#### WORK TO BE COMPLETED:
Below is some material; set it all down exactly, apart from the pictures.

[Stored data entries]

>>>>

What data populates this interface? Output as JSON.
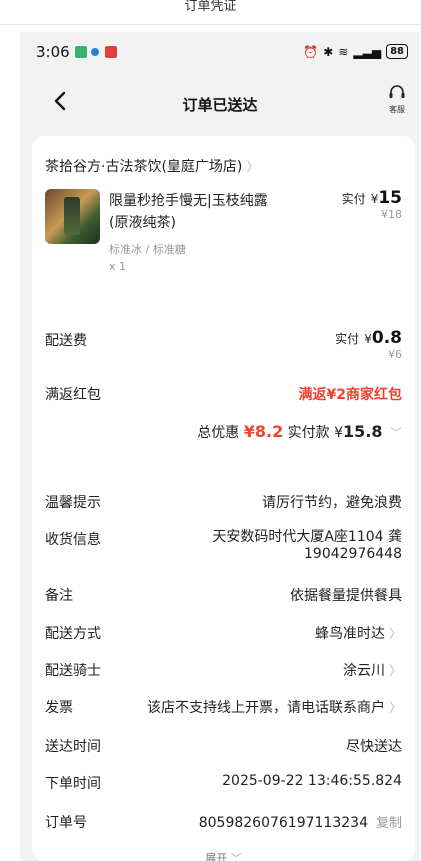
{
  "caption": "订单凭证",
  "status_bar": {
    "time": "3:06",
    "battery": "88"
  },
  "nav": {
    "back": "‹",
    "title": "订单已送达",
    "service_label": "客服"
  },
  "shop": {
    "name": "茶拾谷方·古法茶饮(皇庭广场店)"
  },
  "product": {
    "name_line1": "限量秒抢手慢无|玉枝纯露",
    "name_line2": "(原液纯茶)",
    "spec": "标准冰 / 标准糖",
    "qty": "x 1",
    "paid_label": "实付",
    "paid_currency": "¥",
    "paid_amount": "15",
    "original_price": "¥18"
  },
  "delivery_fee": {
    "label": "配送费",
    "paid_label": "实付",
    "currency": "¥",
    "amount": "0.8",
    "original": "¥6"
  },
  "red_packet": {
    "label": "满返红包",
    "value": "满返¥2商家红包"
  },
  "summary": {
    "discount_label": "总优惠",
    "discount_value": "¥8.2",
    "pay_label": "实付款",
    "pay_currency": "¥",
    "pay_value": "15.8"
  },
  "rows": {
    "tip": {
      "label": "温馨提示",
      "value": "请厉行节约，避免浪费"
    },
    "address": {
      "label": "收货信息",
      "value_line1": "天安数码时代大厦A座1104 龚",
      "value_line2": "19042976448"
    },
    "note": {
      "label": "备注",
      "value": "依据餐量提供餐具"
    },
    "delivery_method": {
      "label": "配送方式",
      "value": "蜂鸟准时达"
    },
    "rider": {
      "label": "配送骑士",
      "value": "涂云川"
    },
    "invoice": {
      "label": "发票",
      "value": "该店不支持线上开票，请电话联系商户"
    },
    "arrive_time": {
      "label": "送达时间",
      "value": "尽快送达"
    },
    "order_time": {
      "label": "下单时间",
      "value": "2025-09-22 13:46:55.824"
    },
    "order_no": {
      "label": "订单号",
      "value": "8059826076197113234",
      "copy": "复制"
    }
  },
  "expand_label": "展开",
  "colors": {
    "accent_red": "#f0422f",
    "page_bg": "#f2f2f2"
  }
}
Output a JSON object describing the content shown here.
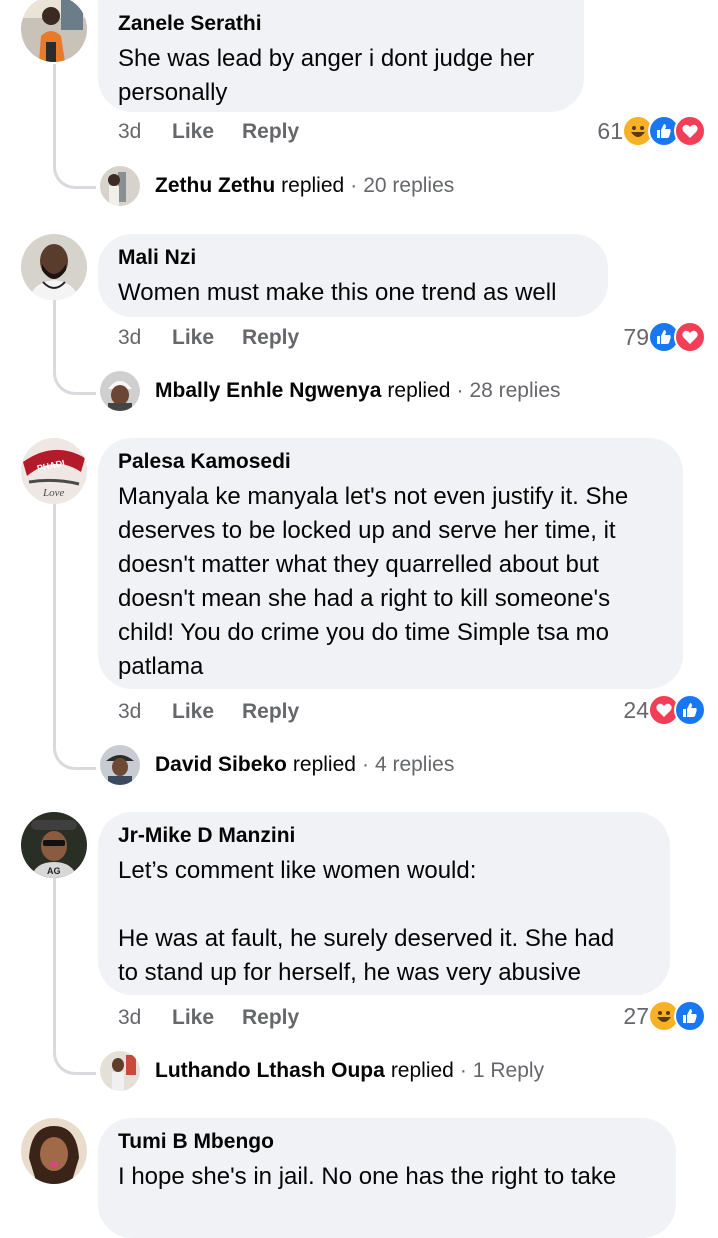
{
  "comments": [
    {
      "author": "Zanele Serathi",
      "text": "She was lead by anger i dont judge her\npersonally",
      "time": "3d",
      "like_label": "Like",
      "reply_label": "Reply",
      "reaction_count": "61",
      "reaction_icons": [
        "haha-icon",
        "like-icon",
        "love-icon"
      ],
      "replier": "Zethu Zethu",
      "replied_label": "replied",
      "reply_count": "20 replies"
    },
    {
      "author": "Mali Nzi",
      "text": "Women must make this one trend as well",
      "time": "3d",
      "like_label": "Like",
      "reply_label": "Reply",
      "reaction_count": "79",
      "reaction_icons": [
        "like-icon",
        "love-icon"
      ],
      "replier": "Mbally Enhle Ngwenya",
      "replied_label": "replied",
      "reply_count": "28 replies"
    },
    {
      "author": "Palesa Kamosedi",
      "text": "Manyala ke manyala let's not even justify it. She\ndeserves to be locked up and serve her time, it\ndoesn't matter what they quarrelled about but\ndoesn't mean she had a right to kill someone's\nchild! You do crime you do time Simple tsa mo\npatlama",
      "time": "3d",
      "like_label": "Like",
      "reply_label": "Reply",
      "reaction_count": "24",
      "reaction_icons": [
        "love-icon",
        "like-icon"
      ],
      "replier": "David Sibeko",
      "replied_label": "replied",
      "reply_count": "4 replies"
    },
    {
      "author": "Jr-Mike D Manzini",
      "text": "Let’s comment like women would:\n\nHe was at fault, he surely deserved it. She had\nto stand up for herself, he was very abusive",
      "time": "3d",
      "like_label": "Like",
      "reply_label": "Reply",
      "reaction_count": "27",
      "reaction_icons": [
        "haha-icon",
        "like-icon"
      ],
      "replier": "Luthando Lthash Oupa",
      "replied_label": "replied",
      "reply_count": "1 Reply"
    },
    {
      "author": "Tumi B Mbengo",
      "text": "I hope she's in jail. No one has the right to take"
    }
  ],
  "avatar_badge_text": "PHADI",
  "avatar_badge_script": "Love",
  "avatar_cap_text": "AG",
  "colors": {
    "bubble": "#f0f2f5",
    "meta_text": "#65676b",
    "like_blue": "#1877f2",
    "love_red": "#f33e58",
    "haha_yellow": "#f7b125",
    "connector": "#d8dade"
  }
}
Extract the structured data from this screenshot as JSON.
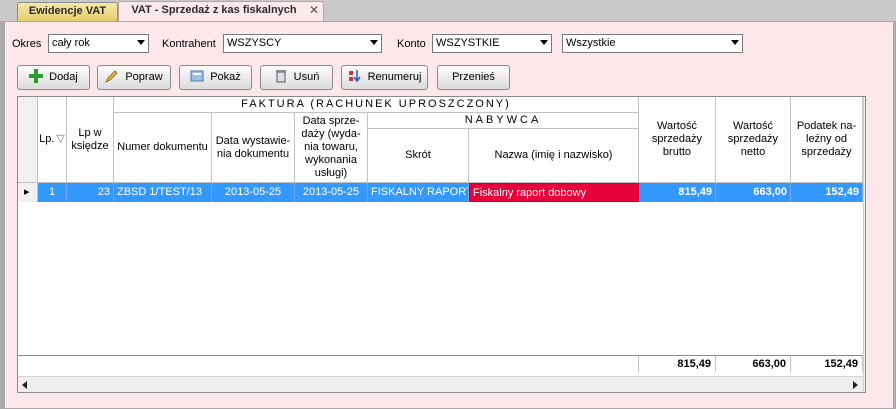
{
  "tabs": [
    {
      "label": "Ewidencje VAT"
    },
    {
      "label": "VAT - Sprzedaż z kas fiskalnych",
      "close": "✕"
    }
  ],
  "filters": {
    "okres_label": "Okres",
    "okres_value": "cały rok",
    "kontrahent_label": "Kontrahent",
    "kontrahent_value": "WSZYSCY",
    "konto_label": "Konto",
    "konto_value": "WSZYSTKIE",
    "extra_value": "Wszystkie"
  },
  "toolbar": {
    "dodaj": "Dodaj",
    "popraw": "Popraw",
    "pokaz": "Pokaż",
    "usun": "Usuń",
    "renumeruj": "Renumeruj",
    "przenies": "Przenieś"
  },
  "grid": {
    "group_faktura": "FAKTURA (RACHUNEK UPROSZCZONY)",
    "group_nabywca": "NABYWCA",
    "headers": {
      "lp": "Lp.",
      "lp_ksiedze": "Lp w księdze",
      "numer": "Numer dokumentu",
      "data_wyst": "Data wystawie-nia dokumentu",
      "data_sprz": "Data sprze-daży (wyda-nia towaru, wykonania usługi)",
      "skrot": "Skrót",
      "nazwa": "Nazwa (imię i nazwisko)",
      "brutto": "Wartość sprzedaży brutto",
      "netto": "Wartość sprzedaży netto",
      "podatek": "Podatek na-leżny od sprzedaży"
    },
    "sort_icon": "sort-triangle-icon",
    "rows": [
      {
        "lp": "1",
        "lp_ksiedze": "23",
        "numer": "ZBSD 1/TEST/13",
        "data_wyst": "2013-05-25",
        "data_sprz": "2013-05-25",
        "skrot": "FISKALNY RAPORT",
        "nazwa": "Fiskalny raport dobowy",
        "brutto": "815,49",
        "netto": "663,00",
        "podatek": "152,49"
      }
    ],
    "totals": {
      "brutto": "815,49",
      "netto": "663,00",
      "podatek": "152,49"
    }
  },
  "colors": {
    "selection": "#3399ff",
    "highlight_cell": "#e8003a",
    "panel_bg": "#fce8eb"
  }
}
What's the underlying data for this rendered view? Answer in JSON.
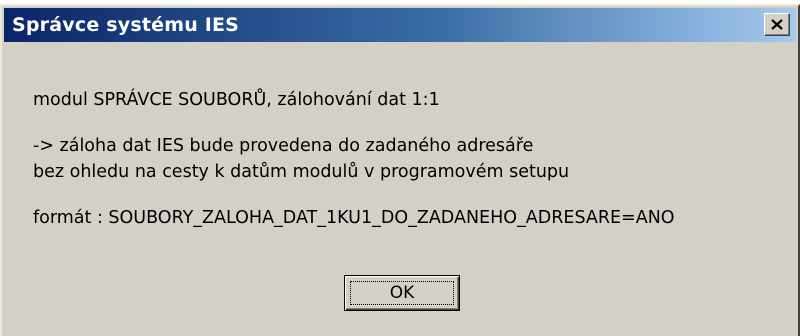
{
  "window": {
    "title": "Správce systému IES",
    "close_icon": "close-x-icon"
  },
  "message": {
    "line1": "modul SPRÁVCE SOUBORŮ, zálohování dat 1:1",
    "line2": "-> záloha dat IES bude provedena do zadaného adresáře",
    "line3": "bez ohledu na cesty k datům modulů v programovém setupu",
    "line4": "formát : SOUBORY_ZALOHA_DAT_1KU1_DO_ZADANEHO_ADRESARE=ANO"
  },
  "buttons": {
    "ok_label": "OK"
  },
  "colors": {
    "titlebar_start": "#0a246a",
    "titlebar_end": "#a6caf0",
    "dialog_bg": "#d4d0c8"
  }
}
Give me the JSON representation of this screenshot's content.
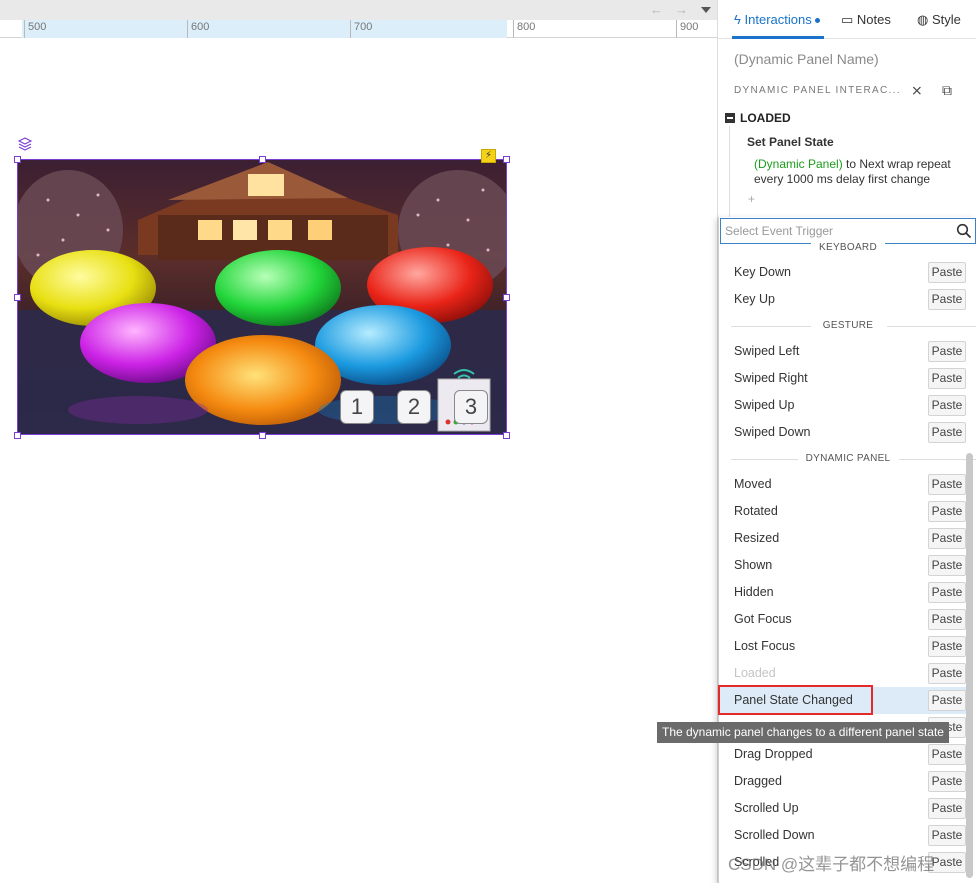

<<<<

#### RESULT:
What data populates this interface? Output as JSON.
{
  "caption": "订单凭证",
  "status_bar": {
    "time": "3:06",
    "battery": "88"
  },
  "nav": {
    "back": "‹",
    "title": "订单已送达",
    "service_label": "客服"
  },
  "shop": {
    "name": "茶拾谷方·古法茶饮(皇庭广场店)"
  },
  "product": {
    "name_line1": "限量秒抢手慢无|玉枝纯露",
    "name_line2": "(原液纯茶)",
    "spec": "标准冰 / 标准糖",
    "qty": "x 1",
    "paid_label": "实付",
    "paid_currency": "¥",
    "paid_amount": "15",
    "original_price": "¥18"
  },
  "delivery_fee": {
    "label": "配送费",
    "paid_label": "实付",
    "currency": "¥",
    "amount": "0.8",
    "original": "¥6"
  },
  "red_packet": {
    "label": "满返红包",
    "value": "满返¥2商家红包"
  },
  "summary": {
    "discount_label": "总优惠",
    "discount_value": "¥8.2",
    "pay_label": "实付款",
    "pay_currency": "¥",
    "pay_value": "15.8"
  },
  "rows": {
    "tip": {
      "label": "温馨提示",
      "value": "请厉行节约，避免浪费"
    },
    "address": {
      "label": "收货信息",
      "value_line1": "天安数码时代大厦A座1104 龚",
      "value_line2": "19042976448"
    },
    "note": {
      "label": "备注",
      "value": "依据餐量提供餐具"
    },
    "delivery_method": {
      "label": "配送方式",
      "value": "蜂鸟准时达"
    },
    "rider": {
      "label": "配送骑士",
      "value": "涂云川"
    },
    "invoice": {
      "label": "发票",
      "value": "该店不支持线上开票，请电话联系商户"
    },
    "arrive_time": {
      "label": "送达时间",
      "value": "尽快送达"
    },
    "order_time": {
      "label": "下单时间",
      "value": "2025-09-22 13:46:55.824"
    },
    "order_no": {
      "label": "订单号",
      "value": "8059826076197113234",
      "copy": "复制"
    }
  },
  "expand_label": "展开",
  "colors": {
    "accent_red": "#f0422f",
    "page_bg": "#f2f2f2"
  }
}
Output a JSON object describing the content shown here.
{
  "comments": [
    {
      "author": "Zanele Serathi",
      "text": "She was lead by anger i dont judge her\npersonally",
      "time": "3d",
      "like_label": "Like",
      "reply_label": "Reply",
      "reaction_count": "61",
      "reaction_icons": [
        "haha-icon",
        "like-icon",
        "love-icon"
      ],
      "replier": "Zethu Zethu",
      "replied_label": "replied",
      "reply_count": "20 replies"
    },
    {
      "author": "Mali Nzi",
      "text": "Women must make this one trend as well",
      "time": "3d",
      "like_label": "Like",
      "reply_label": "Reply",
      "reaction_count": "79",
      "reaction_icons": [
        "like-icon",
        "love-icon"
      ],
      "replier": "Mbally Enhle Ngwenya",
      "replied_label": "replied",
      "reply_count": "28 replies"
    },
    {
      "author": "Palesa Kamosedi",
      "text": "Manyala ke manyala let's not even justify it. She\ndeserves to be locked up and serve her time, it\ndoesn't matter what they quarrelled about but\ndoesn't mean she had a right to kill someone's\nchild! You do crime you do time Simple tsa mo\npatlama",
      "time": "3d",
      "like_label": "Like",
      "reply_label": "Reply",
      "reaction_count": "24",
      "reaction_icons": [
        "love-icon",
        "like-icon"
      ],
      "replier": "David Sibeko",
      "replied_label": "replied",
      "reply_count": "4 replies"
    },
    {
      "author": "Jr-Mike D Manzini",
      "text": "Let’s comment like women would:\n\nHe was at fault, he surely deserved it. She had\nto stand up for herself, he was very abusive",
      "time": "3d",
      "like_label": "Like",
      "reply_label": "Reply",
      "reaction_count": "27",
      "reaction_icons": [
        "haha-icon",
        "like-icon"
      ],
      "replier": "Luthando Lthash Oupa",
      "replied_label": "replied",
      "reply_count": "1 Reply"
    },
    {
      "author": "Tumi B Mbengo",
      "text": "I hope she's in jail. No one has the right to take"
    }
  ],
  "avatar_badge_text": "PHADI",
  "avatar_badge_script": "Love",
  "avatar_cap_text": "AG",
  "colors": {
    "bubble": "#f0f2f5",
    "meta_text": "#65676b",
    "like_blue": "#1877f2",
    "love_red": "#f33e58",
    "haha_yellow": "#f7b125",
    "connector": "#d8dade"
  }
}
Extract the structured data from this screenshot as JSON.
{
  "tabs": [
    {
      "label": "Ewidencje VAT"
    },
    {
      "label": "VAT - Sprzedaż z kas fiskalnych",
      "close": "✕"
    }
  ],
  "filters": {
    "okres_label": "Okres",
    "okres_value": "cały rok",
    "kontrahent_label": "Kontrahent",
    "kontrahent_value": "WSZYSCY",
    "konto_label": "Konto",
    "konto_value": "WSZYSTKIE",
    "extra_value": "Wszystkie"
  },
  "toolbar": {
    "dodaj": "Dodaj",
    "popraw": "Popraw",
    "pokaz": "Pokaż",
    "usun": "Usuń",
    "renumeruj": "Renumeruj",
    "przenies": "Przenieś"
  },
  "grid": {
    "group_faktura": "FAKTURA (RACHUNEK UPROSZCZONY)",
    "group_nabywca": "NABYWCA",
    "headers": {
      "lp": "Lp.",
      "lp_ksiedze": "Lp w księdze",
      "numer": "Numer dokumentu",
      "data_wyst": "Data wystawie-nia dokumentu",
      "data_sprz": "Data sprze-daży (wyda-nia towaru, wykonania usługi)",
      "skrot": "Skrót",
      "nazwa": "Nazwa (imię i nazwisko)",
      "brutto": "Wartość sprzedaży brutto",
      "netto": "Wartość sprzedaży netto",
      "podatek": "Podatek na-leżny od sprzedaży"
    },
    "sort_icon": "sort-triangle-icon",
    "rows": [
      {
        "lp": "1",
        "lp_ksiedze": "23",
        "numer": "ZBSD 1/TEST/13",
        "data_wyst": "2013-05-25",
        "data_sprz": "2013-05-25",
        "skrot": "FISKALNY RAPORT",
        "nazwa": "Fiskalny raport dobowy",
        "brutto": "815,49",
        "netto": "663,00",
        "podatek": "152,49"
      }
    ],
    "totals": {
      "brutto": "815,49",
      "netto": "663,00",
      "podatek": "152,49"
    }
  },
  "colors": {
    "selection": "#3399ff",
    "highlight_cell": "#e8003a",
    "panel_bg": "#fce8eb"
  }
}
What's the underlying data for this rendered view? Answer in JSON.
{
  "window": {
    "title": "Správce systému IES",
    "close_icon": "close-x-icon"
  },
  "message": {
    "line1": "modul SPRÁVCE SOUBORŮ, zálohování dat 1:1",
    "line2": "-> záloha dat IES bude provedena do zadaného adresáře",
    "line3": "bez ohledu na cesty k datům modulů v programovém setupu",
    "line4": "formát : SOUBORY_ZALOHA_DAT_1KU1_DO_ZADANEHO_ADRESARE=ANO"
  },
  "buttons": {
    "ok_label": "OK"
  },
  "colors": {
    "titlebar_start": "#0a246a",
    "titlebar_end": "#a6caf0",
    "dialog_bg": "#d4d0c8"
  }
}
Give me the JSON representation of this screenshot's content.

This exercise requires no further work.